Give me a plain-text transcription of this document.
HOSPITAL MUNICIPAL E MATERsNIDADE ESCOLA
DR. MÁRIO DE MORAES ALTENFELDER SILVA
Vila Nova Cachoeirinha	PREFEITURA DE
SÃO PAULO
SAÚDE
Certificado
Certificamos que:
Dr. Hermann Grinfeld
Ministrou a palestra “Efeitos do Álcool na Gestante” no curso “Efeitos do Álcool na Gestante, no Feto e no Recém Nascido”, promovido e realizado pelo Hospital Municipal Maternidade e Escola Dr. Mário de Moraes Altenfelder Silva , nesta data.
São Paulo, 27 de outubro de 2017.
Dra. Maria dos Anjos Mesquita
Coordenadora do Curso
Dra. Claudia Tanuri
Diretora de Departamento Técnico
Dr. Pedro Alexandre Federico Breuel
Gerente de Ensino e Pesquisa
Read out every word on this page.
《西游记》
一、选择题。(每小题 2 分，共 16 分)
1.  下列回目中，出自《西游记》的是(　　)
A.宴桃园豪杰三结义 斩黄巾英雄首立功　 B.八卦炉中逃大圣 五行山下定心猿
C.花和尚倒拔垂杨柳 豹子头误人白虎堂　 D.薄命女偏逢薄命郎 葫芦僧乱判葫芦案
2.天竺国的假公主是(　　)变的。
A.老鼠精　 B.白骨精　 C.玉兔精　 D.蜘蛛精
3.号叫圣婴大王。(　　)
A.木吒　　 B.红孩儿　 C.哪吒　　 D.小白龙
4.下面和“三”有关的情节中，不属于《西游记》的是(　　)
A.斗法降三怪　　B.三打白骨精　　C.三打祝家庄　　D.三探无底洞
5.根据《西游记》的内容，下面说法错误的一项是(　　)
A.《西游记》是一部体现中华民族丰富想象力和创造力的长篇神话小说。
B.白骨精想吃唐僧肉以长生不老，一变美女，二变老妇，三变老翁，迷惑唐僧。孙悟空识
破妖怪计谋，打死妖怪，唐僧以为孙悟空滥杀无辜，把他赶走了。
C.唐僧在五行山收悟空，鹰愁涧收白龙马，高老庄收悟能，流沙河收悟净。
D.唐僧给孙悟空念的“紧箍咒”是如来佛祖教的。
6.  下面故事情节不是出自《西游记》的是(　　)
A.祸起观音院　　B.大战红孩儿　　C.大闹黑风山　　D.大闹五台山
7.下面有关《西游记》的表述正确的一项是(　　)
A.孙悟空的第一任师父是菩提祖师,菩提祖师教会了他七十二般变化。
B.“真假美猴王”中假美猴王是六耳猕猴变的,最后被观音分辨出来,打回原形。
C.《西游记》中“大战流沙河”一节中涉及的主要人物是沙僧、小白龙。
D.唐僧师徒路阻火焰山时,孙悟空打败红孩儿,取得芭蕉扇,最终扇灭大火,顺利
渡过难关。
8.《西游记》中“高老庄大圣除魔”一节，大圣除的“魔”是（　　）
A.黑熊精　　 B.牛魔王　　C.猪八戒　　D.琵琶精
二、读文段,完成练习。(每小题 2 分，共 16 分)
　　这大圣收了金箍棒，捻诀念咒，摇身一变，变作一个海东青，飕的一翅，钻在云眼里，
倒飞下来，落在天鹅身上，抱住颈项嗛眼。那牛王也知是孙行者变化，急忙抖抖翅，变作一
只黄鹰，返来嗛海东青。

SET TASK ▸ Word for word, write out the data.

SOLUTION TO THE EXERCISE ▸
Give me a plain-text transcription of this document.
HOSPITAL MUNICIPAL E MATERsNIDADE ESCOLA
DR. MÁRIO DE MORAES ALTENFELDER SILVA
Vila Nova Cachoeirinha	PREFEITURA DE
SÃO PAULO
SAÚDE
Certificado
Certificamos que:
Dr. Hermann Grinfeld
Ministrou a palestra “Efeitos do Álcool na Gestante” no curso “Efeitos do Álcool na Gestante, no Feto e no Recém Nascido”, promovido e realizado pelo Hospital Municipal Maternidade e Escola Dr. Mário de Moraes Altenfelder Silva , nesta data.
São Paulo, 27 de outubro de 2017.
Dra. Maria dos Anjos Mesquita
Coordenadora do Curso
Dra. Claudia Tanuri
Diretora de Departamento Técnico
Dr. Pedro Alexandre Federico Breuel
Gerente de Ensino e Pesquisa
Read out every word on this page.
《西游记》
一、选择题。(每小题 2 分，共 16 分)
1.  下列回目中，出自《西游记》的是(　　)
A.宴桃园豪杰三结义 斩黄巾英雄首立功　 B.八卦炉中逃大圣 五行山下定心猿
C.花和尚倒拔垂杨柳 豹子头误人白虎堂　 D.薄命女偏逢薄命郎 葫芦僧乱判葫芦案
2.天竺国的假公主是(　　)变的。
A.老鼠精　 B.白骨精　 C.玉兔精　 D.蜘蛛精
3.号叫圣婴大王。(　　)
A.木吒　　 B.红孩儿　 C.哪吒　　 D.小白龙
4.下面和“三”有关的情节中，不属于《西游记》的是(　　)
A.斗法降三怪　　B.三打白骨精　　C.三打祝家庄　　D.三探无底洞
5.根据《西游记》的内容，下面说法错误的一项是(　　)
A.《西游记》是一部体现中华民族丰富想象力和创造力的长篇神话小说。
B.白骨精想吃唐僧肉以长生不老，一变美女，二变老妇，三变老翁，迷惑唐僧。孙悟空识
破妖怪计谋，打死妖怪，唐僧以为孙悟空滥杀无辜，把他赶走了。
C.唐僧在五行山收悟空，鹰愁涧收白龙马，高老庄收悟能，流沙河收悟净。
D.唐僧给孙悟空念的“紧箍咒”是如来佛祖教的。
6.  下面故事情节不是出自《西游记》的是(　　)
A.祸起观音院　　B.大战红孩儿　　C.大闹黑风山　　D.大闹五台山
7.下面有关《西游记》的表述正确的一项是(　　)
A.孙悟空的第一任师父是菩提祖师,菩提祖师教会了他七十二般变化。
B.“真假美猴王”中假美猴王是六耳猕猴变的,最后被观音分辨出来,打回原形。
C.《西游记》中“大战流沙河”一节中涉及的主要人物是沙僧、小白龙。
D.唐僧师徒路阻火焰山时,孙悟空打败红孩儿,取得芭蕉扇,最终扇灭大火,顺利
渡过难关。
8.《西游记》中“高老庄大圣除魔”一节，大圣除的“魔”是（　　）
A.黑熊精　　 B.牛魔王　　C.猪八戒　　D.琵琶精
二、读文段,完成练习。(每小题 2 分，共 16 分)
　　这大圣收了金箍棒，捻诀念咒，摇身一变，变作一个海东青，飕的一翅，钻在云眼里，
倒飞下来，落在天鹅身上，抱住颈项嗛眼。那牛王也知是孙行者变化，急忙抖抖翅，变作一
只黄鹰，返来嗛海东青。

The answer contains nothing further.